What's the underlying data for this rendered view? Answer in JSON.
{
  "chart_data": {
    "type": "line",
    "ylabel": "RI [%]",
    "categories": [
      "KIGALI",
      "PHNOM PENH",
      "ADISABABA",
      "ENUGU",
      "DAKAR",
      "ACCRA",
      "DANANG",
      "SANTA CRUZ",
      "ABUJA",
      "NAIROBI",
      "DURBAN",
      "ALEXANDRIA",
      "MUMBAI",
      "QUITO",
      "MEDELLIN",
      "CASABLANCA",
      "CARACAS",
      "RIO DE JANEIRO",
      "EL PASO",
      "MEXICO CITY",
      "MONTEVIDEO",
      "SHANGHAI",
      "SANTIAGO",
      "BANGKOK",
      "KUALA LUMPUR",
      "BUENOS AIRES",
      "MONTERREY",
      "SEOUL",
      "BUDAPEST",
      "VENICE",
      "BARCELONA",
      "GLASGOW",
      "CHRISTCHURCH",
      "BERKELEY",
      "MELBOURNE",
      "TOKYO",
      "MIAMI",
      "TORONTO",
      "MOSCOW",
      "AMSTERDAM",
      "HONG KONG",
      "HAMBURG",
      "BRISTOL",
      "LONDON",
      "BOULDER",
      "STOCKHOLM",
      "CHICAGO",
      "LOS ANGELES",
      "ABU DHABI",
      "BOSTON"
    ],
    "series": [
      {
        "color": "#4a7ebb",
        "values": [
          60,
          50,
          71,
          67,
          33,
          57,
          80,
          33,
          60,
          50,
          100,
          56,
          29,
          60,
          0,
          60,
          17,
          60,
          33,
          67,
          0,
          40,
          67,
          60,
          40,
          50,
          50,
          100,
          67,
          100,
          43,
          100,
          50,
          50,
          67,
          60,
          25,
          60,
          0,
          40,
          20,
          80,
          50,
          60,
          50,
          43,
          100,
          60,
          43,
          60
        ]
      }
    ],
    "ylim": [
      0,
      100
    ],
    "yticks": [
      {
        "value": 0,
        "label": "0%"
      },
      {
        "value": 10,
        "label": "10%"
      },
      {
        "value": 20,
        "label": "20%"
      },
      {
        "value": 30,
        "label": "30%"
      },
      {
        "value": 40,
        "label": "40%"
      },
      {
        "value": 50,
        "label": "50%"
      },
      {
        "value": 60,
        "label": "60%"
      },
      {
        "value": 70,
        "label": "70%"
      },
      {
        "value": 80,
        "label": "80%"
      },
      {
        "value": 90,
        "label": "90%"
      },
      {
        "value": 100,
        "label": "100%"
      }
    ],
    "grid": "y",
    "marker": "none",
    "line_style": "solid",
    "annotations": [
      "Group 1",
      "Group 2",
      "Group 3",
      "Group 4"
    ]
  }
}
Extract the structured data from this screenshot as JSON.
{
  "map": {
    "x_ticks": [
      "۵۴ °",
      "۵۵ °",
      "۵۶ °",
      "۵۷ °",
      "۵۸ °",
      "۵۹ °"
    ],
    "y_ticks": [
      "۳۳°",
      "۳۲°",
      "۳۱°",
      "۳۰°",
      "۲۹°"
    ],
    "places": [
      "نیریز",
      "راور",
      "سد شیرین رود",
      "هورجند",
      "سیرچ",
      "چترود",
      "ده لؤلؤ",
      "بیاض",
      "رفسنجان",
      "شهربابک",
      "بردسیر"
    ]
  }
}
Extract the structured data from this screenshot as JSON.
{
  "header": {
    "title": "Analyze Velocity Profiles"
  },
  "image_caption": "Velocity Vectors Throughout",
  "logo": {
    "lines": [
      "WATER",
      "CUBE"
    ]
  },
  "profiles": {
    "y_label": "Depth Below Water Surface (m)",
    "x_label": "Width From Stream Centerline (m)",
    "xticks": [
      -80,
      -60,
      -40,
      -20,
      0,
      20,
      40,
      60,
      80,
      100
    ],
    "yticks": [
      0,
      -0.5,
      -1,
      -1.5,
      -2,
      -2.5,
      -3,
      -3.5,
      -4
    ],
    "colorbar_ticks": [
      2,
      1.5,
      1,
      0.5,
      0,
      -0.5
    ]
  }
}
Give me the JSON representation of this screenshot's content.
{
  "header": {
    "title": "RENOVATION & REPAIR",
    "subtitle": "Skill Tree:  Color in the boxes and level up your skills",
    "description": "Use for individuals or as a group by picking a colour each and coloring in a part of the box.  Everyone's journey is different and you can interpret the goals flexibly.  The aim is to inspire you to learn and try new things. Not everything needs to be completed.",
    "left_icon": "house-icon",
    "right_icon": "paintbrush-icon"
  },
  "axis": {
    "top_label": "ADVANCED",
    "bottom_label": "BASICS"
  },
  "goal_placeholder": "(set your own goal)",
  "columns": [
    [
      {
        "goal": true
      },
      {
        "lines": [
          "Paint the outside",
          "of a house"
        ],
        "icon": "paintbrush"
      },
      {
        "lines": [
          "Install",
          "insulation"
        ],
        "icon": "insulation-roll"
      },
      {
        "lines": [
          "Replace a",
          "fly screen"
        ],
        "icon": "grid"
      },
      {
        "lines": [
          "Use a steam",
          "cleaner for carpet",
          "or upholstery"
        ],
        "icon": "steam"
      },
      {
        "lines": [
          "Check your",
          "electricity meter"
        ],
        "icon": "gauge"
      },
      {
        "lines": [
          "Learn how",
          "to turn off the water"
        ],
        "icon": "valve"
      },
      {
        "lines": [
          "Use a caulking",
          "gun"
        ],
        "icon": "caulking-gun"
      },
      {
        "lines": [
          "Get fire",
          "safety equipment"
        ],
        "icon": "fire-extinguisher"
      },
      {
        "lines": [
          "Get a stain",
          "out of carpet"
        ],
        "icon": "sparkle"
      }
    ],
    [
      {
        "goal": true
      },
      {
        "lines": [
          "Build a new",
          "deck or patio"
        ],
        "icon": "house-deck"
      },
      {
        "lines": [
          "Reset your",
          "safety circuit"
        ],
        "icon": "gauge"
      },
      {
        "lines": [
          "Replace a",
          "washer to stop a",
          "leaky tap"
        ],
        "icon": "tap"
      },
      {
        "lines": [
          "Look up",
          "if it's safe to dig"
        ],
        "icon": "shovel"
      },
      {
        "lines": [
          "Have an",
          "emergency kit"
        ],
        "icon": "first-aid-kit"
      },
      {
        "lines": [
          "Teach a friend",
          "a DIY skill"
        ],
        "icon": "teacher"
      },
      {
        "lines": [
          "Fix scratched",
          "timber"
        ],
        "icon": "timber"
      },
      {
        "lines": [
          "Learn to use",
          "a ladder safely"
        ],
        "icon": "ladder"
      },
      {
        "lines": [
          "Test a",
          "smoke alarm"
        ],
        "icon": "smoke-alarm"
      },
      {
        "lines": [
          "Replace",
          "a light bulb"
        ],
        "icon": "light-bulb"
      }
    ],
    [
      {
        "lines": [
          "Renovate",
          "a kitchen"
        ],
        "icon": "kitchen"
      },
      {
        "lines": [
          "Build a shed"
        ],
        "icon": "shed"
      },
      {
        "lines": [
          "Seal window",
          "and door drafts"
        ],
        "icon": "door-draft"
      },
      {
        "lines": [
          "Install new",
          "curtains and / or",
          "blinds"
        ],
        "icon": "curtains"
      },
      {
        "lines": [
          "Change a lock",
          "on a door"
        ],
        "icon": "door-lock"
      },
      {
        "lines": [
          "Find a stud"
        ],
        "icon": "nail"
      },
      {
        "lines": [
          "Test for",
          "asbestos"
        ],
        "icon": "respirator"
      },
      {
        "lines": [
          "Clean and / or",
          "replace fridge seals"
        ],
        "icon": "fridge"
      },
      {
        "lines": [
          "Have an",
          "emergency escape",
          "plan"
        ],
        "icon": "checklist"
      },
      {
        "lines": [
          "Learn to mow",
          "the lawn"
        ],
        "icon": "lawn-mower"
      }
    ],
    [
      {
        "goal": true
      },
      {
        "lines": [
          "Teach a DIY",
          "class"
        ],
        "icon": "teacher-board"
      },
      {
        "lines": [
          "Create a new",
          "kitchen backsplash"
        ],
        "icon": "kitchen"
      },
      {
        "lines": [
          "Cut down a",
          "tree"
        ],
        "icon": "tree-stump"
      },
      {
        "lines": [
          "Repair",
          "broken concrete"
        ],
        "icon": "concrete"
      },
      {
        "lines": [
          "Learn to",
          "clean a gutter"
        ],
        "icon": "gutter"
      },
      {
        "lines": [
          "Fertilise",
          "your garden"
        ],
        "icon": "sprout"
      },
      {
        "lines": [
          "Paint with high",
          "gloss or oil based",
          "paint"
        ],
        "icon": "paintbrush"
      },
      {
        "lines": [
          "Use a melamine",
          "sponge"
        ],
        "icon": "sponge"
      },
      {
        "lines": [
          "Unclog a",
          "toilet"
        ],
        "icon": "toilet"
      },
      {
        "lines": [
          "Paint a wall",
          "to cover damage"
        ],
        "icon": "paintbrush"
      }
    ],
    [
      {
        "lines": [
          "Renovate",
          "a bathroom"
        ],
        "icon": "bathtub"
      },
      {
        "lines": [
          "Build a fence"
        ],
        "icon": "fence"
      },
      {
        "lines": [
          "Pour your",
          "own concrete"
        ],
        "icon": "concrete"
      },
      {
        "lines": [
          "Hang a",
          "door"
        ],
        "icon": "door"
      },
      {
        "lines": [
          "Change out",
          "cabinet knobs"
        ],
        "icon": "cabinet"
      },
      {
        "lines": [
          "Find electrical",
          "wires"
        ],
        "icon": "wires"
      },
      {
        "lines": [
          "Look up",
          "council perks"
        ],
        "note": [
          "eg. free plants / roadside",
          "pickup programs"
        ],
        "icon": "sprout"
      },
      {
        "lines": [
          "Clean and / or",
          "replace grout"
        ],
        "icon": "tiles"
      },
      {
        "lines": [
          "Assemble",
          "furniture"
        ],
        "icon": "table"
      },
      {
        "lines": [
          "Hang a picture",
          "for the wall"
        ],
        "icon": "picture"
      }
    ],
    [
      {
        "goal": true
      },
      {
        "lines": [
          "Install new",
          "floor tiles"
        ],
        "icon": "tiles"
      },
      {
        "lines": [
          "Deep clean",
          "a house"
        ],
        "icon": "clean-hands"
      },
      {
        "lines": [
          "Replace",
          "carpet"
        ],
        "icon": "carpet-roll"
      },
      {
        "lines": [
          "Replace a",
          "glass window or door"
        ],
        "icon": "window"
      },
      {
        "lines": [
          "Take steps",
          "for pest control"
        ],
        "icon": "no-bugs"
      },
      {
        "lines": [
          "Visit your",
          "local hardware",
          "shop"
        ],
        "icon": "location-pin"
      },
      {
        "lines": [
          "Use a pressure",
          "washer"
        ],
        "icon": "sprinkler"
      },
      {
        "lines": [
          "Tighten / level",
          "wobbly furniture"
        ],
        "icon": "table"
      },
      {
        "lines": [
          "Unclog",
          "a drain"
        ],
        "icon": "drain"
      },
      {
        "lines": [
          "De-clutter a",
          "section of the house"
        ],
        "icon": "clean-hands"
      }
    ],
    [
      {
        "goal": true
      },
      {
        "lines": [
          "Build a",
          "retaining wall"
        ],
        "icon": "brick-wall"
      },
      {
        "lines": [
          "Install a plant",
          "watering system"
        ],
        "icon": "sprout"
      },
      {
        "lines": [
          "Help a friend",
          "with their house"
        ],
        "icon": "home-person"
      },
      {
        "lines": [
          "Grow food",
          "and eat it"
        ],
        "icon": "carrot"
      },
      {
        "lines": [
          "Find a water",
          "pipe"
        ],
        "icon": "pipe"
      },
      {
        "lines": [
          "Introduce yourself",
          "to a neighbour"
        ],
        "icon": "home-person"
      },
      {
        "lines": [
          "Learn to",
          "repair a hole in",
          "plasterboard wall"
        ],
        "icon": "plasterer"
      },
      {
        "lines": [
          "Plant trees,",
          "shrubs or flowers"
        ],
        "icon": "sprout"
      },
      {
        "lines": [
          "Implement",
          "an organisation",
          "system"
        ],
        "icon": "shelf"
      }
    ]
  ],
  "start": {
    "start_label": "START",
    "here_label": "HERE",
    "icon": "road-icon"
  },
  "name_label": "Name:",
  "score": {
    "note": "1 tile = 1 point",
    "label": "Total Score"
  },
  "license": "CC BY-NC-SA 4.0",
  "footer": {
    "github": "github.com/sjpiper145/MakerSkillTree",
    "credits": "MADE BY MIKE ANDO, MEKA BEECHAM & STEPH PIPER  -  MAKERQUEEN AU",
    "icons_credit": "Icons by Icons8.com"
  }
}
^^^^^^^^
= Objective =
Find and copy each line above that includes the string "Install".

= Written reply =
          "Install",
          "Install new",
          "Install new",
          "Install a plant",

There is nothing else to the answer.